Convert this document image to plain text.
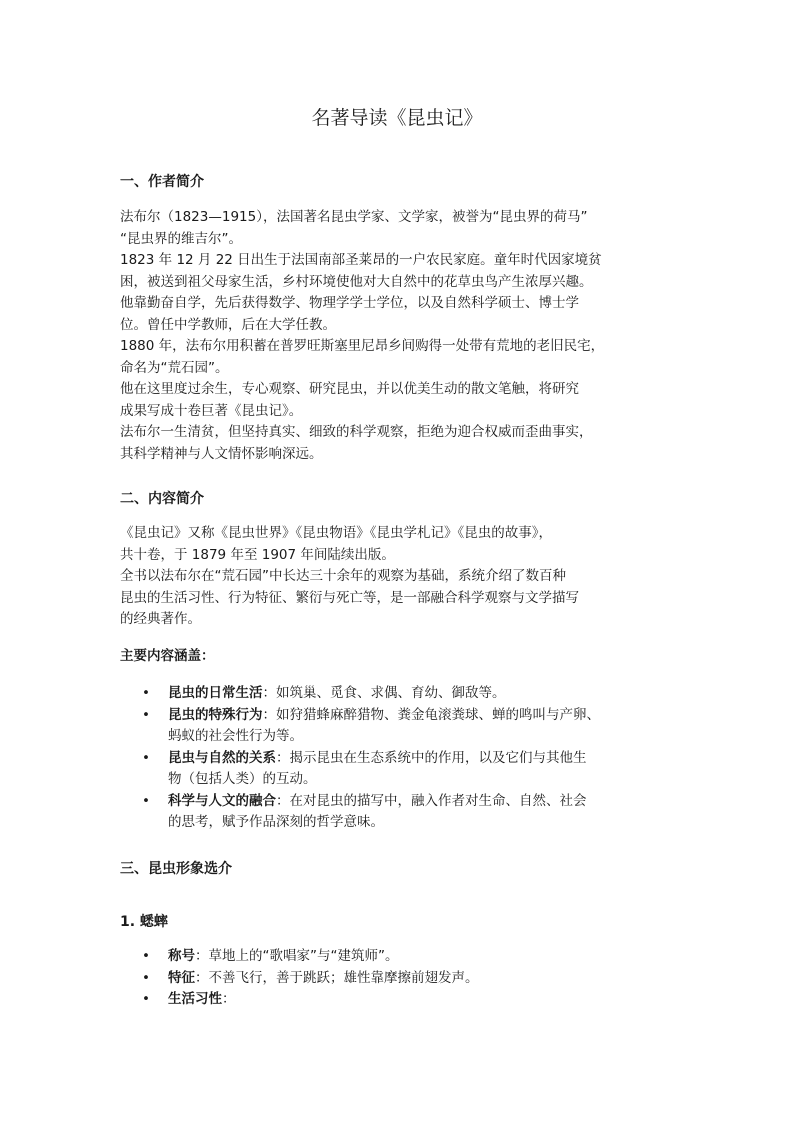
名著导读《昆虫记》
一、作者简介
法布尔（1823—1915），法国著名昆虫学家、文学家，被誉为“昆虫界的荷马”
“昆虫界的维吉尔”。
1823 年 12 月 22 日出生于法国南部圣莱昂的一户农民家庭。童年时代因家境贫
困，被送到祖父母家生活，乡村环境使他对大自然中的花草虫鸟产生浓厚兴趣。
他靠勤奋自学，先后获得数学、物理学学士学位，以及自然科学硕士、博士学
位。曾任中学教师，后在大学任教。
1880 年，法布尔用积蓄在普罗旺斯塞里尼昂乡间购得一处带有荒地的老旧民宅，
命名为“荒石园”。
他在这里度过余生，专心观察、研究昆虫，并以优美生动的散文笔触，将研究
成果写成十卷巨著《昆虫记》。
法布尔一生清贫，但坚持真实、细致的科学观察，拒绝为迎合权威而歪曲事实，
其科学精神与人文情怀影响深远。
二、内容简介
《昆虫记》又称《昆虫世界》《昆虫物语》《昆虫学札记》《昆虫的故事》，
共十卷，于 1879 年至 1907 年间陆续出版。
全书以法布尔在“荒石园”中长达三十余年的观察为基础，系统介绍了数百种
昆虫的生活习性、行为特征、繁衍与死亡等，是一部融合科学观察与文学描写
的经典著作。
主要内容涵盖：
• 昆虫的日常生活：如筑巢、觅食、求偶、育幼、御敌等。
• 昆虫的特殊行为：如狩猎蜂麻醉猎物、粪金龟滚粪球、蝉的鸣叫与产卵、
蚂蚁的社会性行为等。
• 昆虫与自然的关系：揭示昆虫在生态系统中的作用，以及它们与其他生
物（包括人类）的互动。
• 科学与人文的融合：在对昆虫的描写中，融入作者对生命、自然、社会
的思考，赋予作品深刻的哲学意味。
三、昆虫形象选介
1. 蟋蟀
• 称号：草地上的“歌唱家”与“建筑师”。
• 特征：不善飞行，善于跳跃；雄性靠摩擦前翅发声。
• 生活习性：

◆ ◆ ◆

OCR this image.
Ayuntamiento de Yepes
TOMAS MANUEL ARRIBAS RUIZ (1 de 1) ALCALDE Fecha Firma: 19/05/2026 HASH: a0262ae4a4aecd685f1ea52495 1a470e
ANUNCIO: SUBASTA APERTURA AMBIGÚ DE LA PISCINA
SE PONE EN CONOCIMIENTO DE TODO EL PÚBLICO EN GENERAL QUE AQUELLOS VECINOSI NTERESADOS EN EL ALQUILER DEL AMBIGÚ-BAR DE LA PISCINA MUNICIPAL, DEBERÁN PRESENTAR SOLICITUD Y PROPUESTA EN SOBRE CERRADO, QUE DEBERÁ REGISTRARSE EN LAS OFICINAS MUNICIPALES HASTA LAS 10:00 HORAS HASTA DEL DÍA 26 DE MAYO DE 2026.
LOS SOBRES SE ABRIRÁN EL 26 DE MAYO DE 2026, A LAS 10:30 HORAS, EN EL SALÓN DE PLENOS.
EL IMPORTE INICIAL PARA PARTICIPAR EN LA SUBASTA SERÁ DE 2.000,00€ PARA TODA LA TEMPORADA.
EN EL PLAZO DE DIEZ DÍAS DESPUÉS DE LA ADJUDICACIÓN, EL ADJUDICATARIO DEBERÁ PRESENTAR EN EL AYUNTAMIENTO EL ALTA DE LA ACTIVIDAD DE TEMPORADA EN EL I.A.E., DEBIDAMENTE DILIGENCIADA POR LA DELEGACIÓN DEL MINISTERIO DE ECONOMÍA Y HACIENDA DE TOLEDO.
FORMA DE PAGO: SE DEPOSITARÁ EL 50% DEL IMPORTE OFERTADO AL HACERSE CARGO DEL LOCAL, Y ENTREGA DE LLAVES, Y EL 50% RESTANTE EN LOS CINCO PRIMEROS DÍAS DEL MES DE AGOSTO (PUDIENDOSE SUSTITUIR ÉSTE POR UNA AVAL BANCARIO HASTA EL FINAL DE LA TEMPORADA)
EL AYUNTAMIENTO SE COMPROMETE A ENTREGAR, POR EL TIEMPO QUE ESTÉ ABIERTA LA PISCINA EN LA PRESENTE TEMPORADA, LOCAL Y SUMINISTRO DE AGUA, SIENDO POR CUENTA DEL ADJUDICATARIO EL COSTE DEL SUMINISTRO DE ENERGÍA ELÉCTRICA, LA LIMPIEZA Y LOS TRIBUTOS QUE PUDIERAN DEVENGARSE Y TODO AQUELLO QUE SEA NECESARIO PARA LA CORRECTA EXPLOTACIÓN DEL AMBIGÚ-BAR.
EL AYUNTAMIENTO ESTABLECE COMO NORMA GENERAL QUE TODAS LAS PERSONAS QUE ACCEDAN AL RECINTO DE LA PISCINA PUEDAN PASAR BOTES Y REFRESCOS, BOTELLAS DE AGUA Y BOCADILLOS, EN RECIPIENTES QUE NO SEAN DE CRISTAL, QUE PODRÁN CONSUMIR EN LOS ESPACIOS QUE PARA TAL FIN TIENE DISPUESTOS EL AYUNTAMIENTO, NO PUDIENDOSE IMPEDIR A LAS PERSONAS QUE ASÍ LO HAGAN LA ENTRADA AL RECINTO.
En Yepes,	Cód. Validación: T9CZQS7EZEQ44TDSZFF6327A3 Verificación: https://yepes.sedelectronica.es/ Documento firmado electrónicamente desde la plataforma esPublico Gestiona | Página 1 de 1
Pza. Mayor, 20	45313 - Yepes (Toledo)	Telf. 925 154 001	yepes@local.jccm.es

◆ ◆ ◆

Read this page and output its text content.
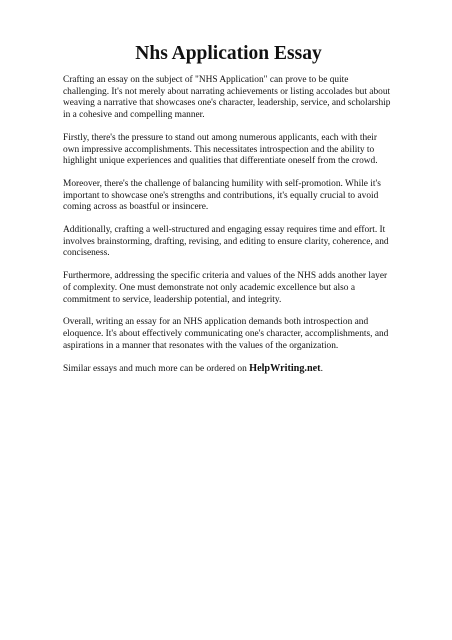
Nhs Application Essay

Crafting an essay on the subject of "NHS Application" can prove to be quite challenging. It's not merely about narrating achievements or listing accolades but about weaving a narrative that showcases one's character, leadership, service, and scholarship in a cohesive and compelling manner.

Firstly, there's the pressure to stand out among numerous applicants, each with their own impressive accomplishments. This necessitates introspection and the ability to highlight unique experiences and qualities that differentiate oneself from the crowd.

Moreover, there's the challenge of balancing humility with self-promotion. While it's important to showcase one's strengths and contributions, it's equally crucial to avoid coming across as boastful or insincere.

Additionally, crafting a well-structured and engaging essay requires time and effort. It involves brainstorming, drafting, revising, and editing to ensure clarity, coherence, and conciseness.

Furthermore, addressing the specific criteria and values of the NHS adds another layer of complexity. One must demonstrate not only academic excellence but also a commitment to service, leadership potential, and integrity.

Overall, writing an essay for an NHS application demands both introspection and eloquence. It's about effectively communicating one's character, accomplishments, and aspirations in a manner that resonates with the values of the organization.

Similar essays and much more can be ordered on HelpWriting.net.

◆ ◆ ◆

## [AIM OF THE TASK]
Report how many lines of the data hold the string "accomplishments"; give only the number.

## [FINAL RESULT]
2